* Written request:
Read the listing below and copy out every line that holds "known".
..........
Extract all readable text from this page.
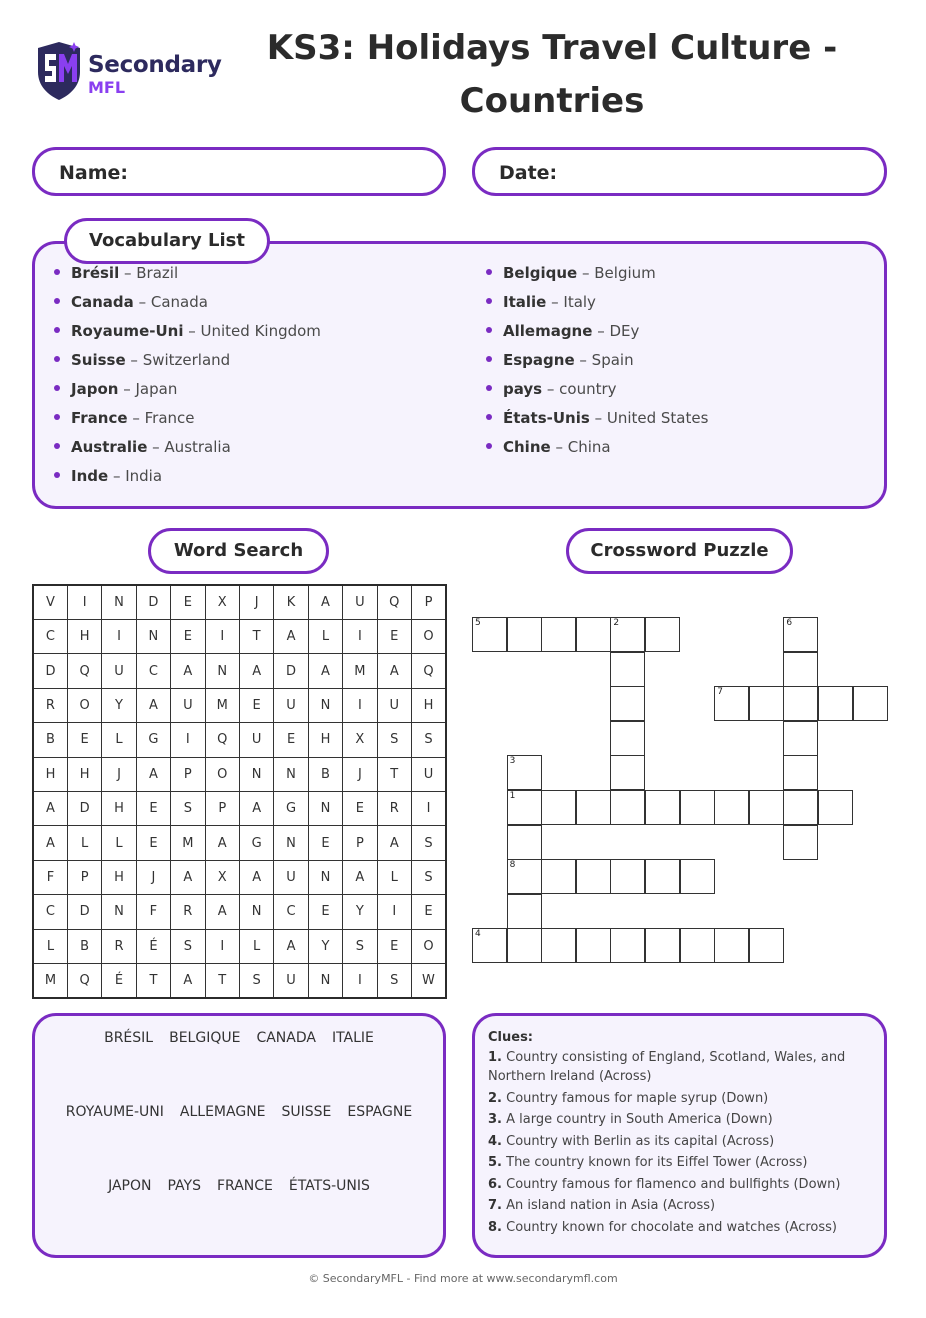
Secondary
MFL
KS3: Holidays Travel Culture - Countries
Name:	Date:
Vocabulary List
Brésil – Brazil
Canada – Canada
Royaume-Uni – United Kingdom
Suisse – Switzerland
Japon – Japan
France – France
Australie – Australia
Inde – India
Belgique – Belgium
Italie – Italy
Allemagne – DEy
Espagne – Spain
pays – country
États-Unis – United States
Chine – China
Word Search	Crossword Puzzle
V	I	N	D	E	X	J	K	A	U	Q	P
C	H	I	N	E	I	T	A	L	I	E	O
D	Q	U	C	A	N	A	D	A	M	A	Q
R	O	Y	A	U	M	E	U	N	I	U	H
B	E	L	G	I	Q	U	E	H	X	S	S
H	H	J	A	P	O	N	N	B	J	T	U
A	D	H	E	S	P	A	G	N	E	R	I
A	L	L	E	M	A	G	N	E	P	A	S
F	P	H	J	A	X	A	U	N	A	L	S
C	D	N	F	R	A	N	C	E	Y	I	E
L	B	R	É	S	I	L	A	Y	S	E	O
M	Q	É	T	A	T	S	U	N	I	S	W
5	2	6
7
3
1
8
4
BRÉSIL BELGIQUE CANADA ITALIE
ROYAUME-UNI ALLEMAGNE SUISSE ESPAGNE
JAPON PAYS FRANCE ÉTATS-UNIS
Clues:
1. Country consisting of England, Scotland, Wales, and Northern Ireland (Across)
2. Country famous for maple syrup (Down)
3. A large country in South America (Down)
4. Country with Berlin as its capital (Across)
5. The country known for its Eiffel Tower (Across)
6. Country famous for flamenco and bullfights (Down)
7. An island nation in Asia (Across)
8. Country known for chocolate and watches (Across)
© SecondaryMFL - Find more at www.secondarymfl.com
..........
* Final result:
5. The country known for its Eiffel Tower (Across)
8. Country known for chocolate and watches (Across)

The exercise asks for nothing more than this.